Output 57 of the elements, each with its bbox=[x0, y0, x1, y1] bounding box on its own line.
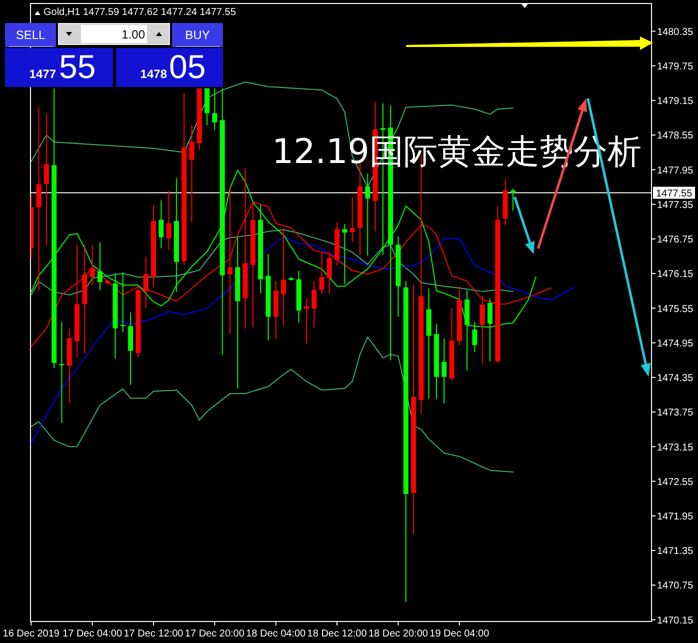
y-tick-label: 1479.15 bbox=[657, 96, 694, 108]
candlestick bbox=[365, 173, 370, 256]
y-tick-label: 1475.55 bbox=[657, 304, 694, 315]
line-series bbox=[30, 336, 514, 473]
y-tick-label: 1471.35 bbox=[657, 546, 694, 558]
candlestick bbox=[281, 227, 286, 326]
x-tick-label: 17 Dec 04:00 bbox=[62, 628, 122, 640]
line-series bbox=[30, 229, 514, 296]
x-tick-label: 18 Dec 20:00 bbox=[368, 628, 428, 640]
x-tick-label: 17 Dec 20:00 bbox=[184, 628, 245, 640]
y-tick-label: 1471.95 bbox=[657, 512, 694, 523]
y-tick-label: 1477.95 bbox=[657, 165, 694, 176]
candlestick bbox=[158, 200, 164, 249]
annotation: 1478 bbox=[140, 67, 168, 81]
annotation: BUY bbox=[185, 28, 210, 42]
candlestick bbox=[44, 112, 49, 246]
y-tick-label: 1474.95 bbox=[657, 338, 694, 350]
y-tick-label: 1474.35 bbox=[657, 373, 694, 384]
candlestick bbox=[90, 244, 95, 286]
y-tick-label: 1470.75 bbox=[657, 580, 694, 592]
candlestick bbox=[166, 190, 172, 250]
candlestick bbox=[189, 124, 194, 223]
annotation: 55 bbox=[59, 48, 96, 85]
y-tick-label: 1473.15 bbox=[657, 442, 694, 454]
x-tick-label: 18 Dec 12:00 bbox=[307, 628, 368, 640]
candlestick bbox=[97, 242, 102, 291]
x-tick-label: 19 Dec 04:00 bbox=[430, 628, 490, 640]
annotation: 1477 bbox=[29, 67, 56, 81]
candlestick bbox=[212, 88, 218, 130]
candlestick bbox=[442, 338, 447, 404]
x-tick-label: 18 Dec 04:00 bbox=[246, 628, 306, 640]
y-tick-label: 1480.35 bbox=[657, 26, 694, 38]
annotation: SELL bbox=[16, 28, 46, 42]
y-tick-label: 1472.55 bbox=[657, 476, 694, 488]
candlestick bbox=[319, 252, 324, 295]
candlestick bbox=[326, 252, 332, 294]
annotation: 05 bbox=[169, 48, 206, 85]
candlestick bbox=[59, 322, 64, 424]
candlestick bbox=[350, 196, 355, 242]
candlestick bbox=[143, 256, 148, 309]
candlestick bbox=[36, 106, 42, 291]
y-tick-label: 1470.15 bbox=[657, 615, 694, 626]
annotation: 1.00 bbox=[122, 28, 146, 42]
y-tick-label: 1478.55 bbox=[657, 130, 694, 142]
line-series bbox=[30, 236, 575, 444]
x-tick-label: 16 Dec 2019 bbox=[2, 628, 60, 640]
x-tick-label: 17 Dec 12:00 bbox=[124, 628, 184, 640]
y-tick-label: 1479.75 bbox=[657, 61, 694, 72]
chart-subtitle: Gold,H1 1477.59 1477.62 1477.24 1477.55 bbox=[44, 7, 236, 18]
candlestick bbox=[312, 280, 317, 328]
y-tick-label: 1476.75 bbox=[657, 234, 694, 246]
ref-line-label: 1477.55 bbox=[656, 188, 693, 200]
candlestick bbox=[510, 188, 516, 212]
y-tick-label: 1477.35 bbox=[657, 200, 694, 211]
y-tick-label: 1473.75 bbox=[657, 408, 694, 419]
candlestick bbox=[342, 223, 348, 284]
y-tick-label: 1476.15 bbox=[657, 269, 694, 280]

= = =

Your task: Can you recast all of the data above as a Markdown table with the columns "Row" and "Line", numbering each line, skipping blank lines, and leaving out the pictures?

Solution:
| Row | Line |
|---|---|
| 1 | Output 57 of the elements, each with its bbox=[x0, y0, x1, y1] bounding box on its own line. |
| 2 | y-tick-label: 1479.15 bbox=[657, 96, 694, 108] |
| 3 | candlestick bbox=[365, 173, 370, 256] |
| 4 | y-tick-label: 1475.55 bbox=[657, 304, 694, 315] |
| 5 | line-series bbox=[30, 336, 514, 473] |
| 6 | y-tick-label: 1471.35 bbox=[657, 546, 694, 558] |
| 7 | candlestick bbox=[281, 227, 286, 326] |
| 8 | x-tick-label: 17 Dec 04:00 bbox=[62, 628, 122, 640] |
| 9 | line-series bbox=[30, 229, 514, 296] |
| 10 | x-tick-label: 18 Dec 20:00 bbox=[368, 628, 428, 640] |
| 11 | x-tick-label: 17 Dec 20:00 bbox=[184, 628, 245, 640] |
| 12 | y-tick-label: 1471.95 bbox=[657, 512, 694, 523] |
| 13 | y-tick-label: 1477.95 bbox=[657, 165, 694, 176] |
| 14 | candlestick bbox=[158, 200, 164, 249] |
| 15 | annotation: 1478 bbox=[140, 67, 168, 81] |
| 16 | annotation: BUY bbox=[185, 28, 210, 42] |
| 17 | candlestick bbox=[44, 112, 49, 246] |
| 18 | y-tick-label: 1474.95 bbox=[657, 338, 694, 350] |
| 19 | y-tick-label: 1474.35 bbox=[657, 373, 694, 384] |
| 20 | candlestick bbox=[90, 244, 95, 286] |
| 21 | y-tick-label: 1470.75 bbox=[657, 580, 694, 592] |
| 22 | candlestick bbox=[166, 190, 172, 250] |
| 23 | candlestick bbox=[189, 124, 194, 223] |
| 24 | annotation: 55 bbox=[59, 48, 96, 85] |
| 25 | y-tick-label: 1473.15 bbox=[657, 442, 694, 454] |
| 26 | x-tick-label: 18 Dec 12:00 bbox=[307, 628, 368, 640] |
| 27 | candlestick bbox=[97, 242, 102, 291] |
| 28 | x-tick-label: 19 Dec 04:00 bbox=[430, 628, 490, 640] |
| 29 | annotation: 1477 bbox=[29, 67, 56, 81] |
| 30 | candlestick bbox=[212, 88, 218, 130] |
| 31 | candlestick bbox=[442, 338, 447, 404] |
| 32 | x-tick-label: 18 Dec 04:00 bbox=[246, 628, 306, 640] |
| 33 | y-tick-label: 1480.35 bbox=[657, 26, 694, 38] |
| 34 | annotation: SELL bbox=[16, 28, 46, 42] |
| 35 | y-tick-label: 1472.55 bbox=[657, 476, 694, 488] |
| 36 | candlestick bbox=[319, 252, 324, 295] |
| 37 | candlestick bbox=[326, 252, 332, 294] |
| 38 | annotation: 05 bbox=[169, 48, 206, 85] |
| 39 | candlestick bbox=[59, 322, 64, 424] |
| 40 | candlestick bbox=[350, 196, 355, 242] |
| 41 | candlestick bbox=[143, 256, 148, 309] |
| 42 | candlestick bbox=[36, 106, 42, 291] |
| 43 | y-tick-label: 1470.15 bbox=[657, 615, 694, 626] |
| 44 | annotation: 1.00 bbox=[122, 28, 146, 42] |
| 45 | y-tick-label: 1478.55 bbox=[657, 130, 694, 142] |
| 46 | line-series bbox=[30, 236, 575, 444] |
| 47 | x-tick-label: 16 Dec 2019 bbox=[2, 628, 60, 640] |
| 48 | x-tick-label: 17 Dec 12:00 bbox=[124, 628, 184, 640] |
| 49 | y-tick-label: 1479.75 bbox=[657, 61, 694, 72] |
| 50 | chart-subtitle: Gold,H1 1477.59 1477.62 1477.24 1477.55 bbox=[44, 7, 236, 18] |
| 51 | candlestick bbox=[312, 280, 317, 328] |
| 52 | y-tick-label: 1476.75 bbox=[657, 234, 694, 246] |
| 53 | ref-line-label: 1477.55 bbox=[656, 188, 693, 200] |
| 54 | candlestick bbox=[510, 188, 516, 212] |
| 55 | y-tick-label: 1477.35 bbox=[657, 200, 694, 211] |
| 56 | y-tick-label: 1473.75 bbox=[657, 408, 694, 419] |
| 57 | candlestick bbox=[342, 223, 348, 284] |
| 58 | y-tick-label: 1476.15 bbox=[657, 269, 694, 280] |